> **Data excerpts**
------------------------------------

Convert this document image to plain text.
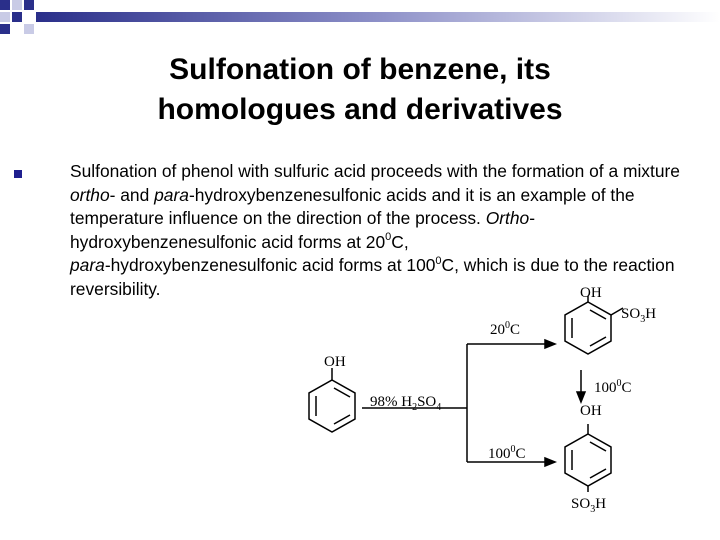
Sulfonation of benzene, its
homologues and derivatives
Sulfonation of phenol with sulfuric acid proceeds with the formation of a mixture ortho- and para-hydroxybenzenesulfonic acids and it is an example of the temperature influence on the direction of the process. Ortho-hydroxybenzenesulfonic acid forms at $20^0C$,
para-hydroxybenzenesulfonic acid forms at $100^0C$, which is due to the reaction reversibility.
OH
98% $H_2SO_4$
$20^0C$
$100^0C$
OH
$SO_3H$
$100^0C$
OH
$SO_3H$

------------------------------------

> **Written exercise**
Look through the data above. Find each line with the string "Sulfonation" and copy it.

> **Exercise answer**
Sulfonation of benzene, its
Sulfonation of phenol with sulfuric acid proceeds with the formation of a mixture ortho- and para-hydroxybenzenesulfonic acids and it is an example of the temperature influence on the direction of the process. Ortho-hydroxybenzenesulfonic acid forms at $20^0C$,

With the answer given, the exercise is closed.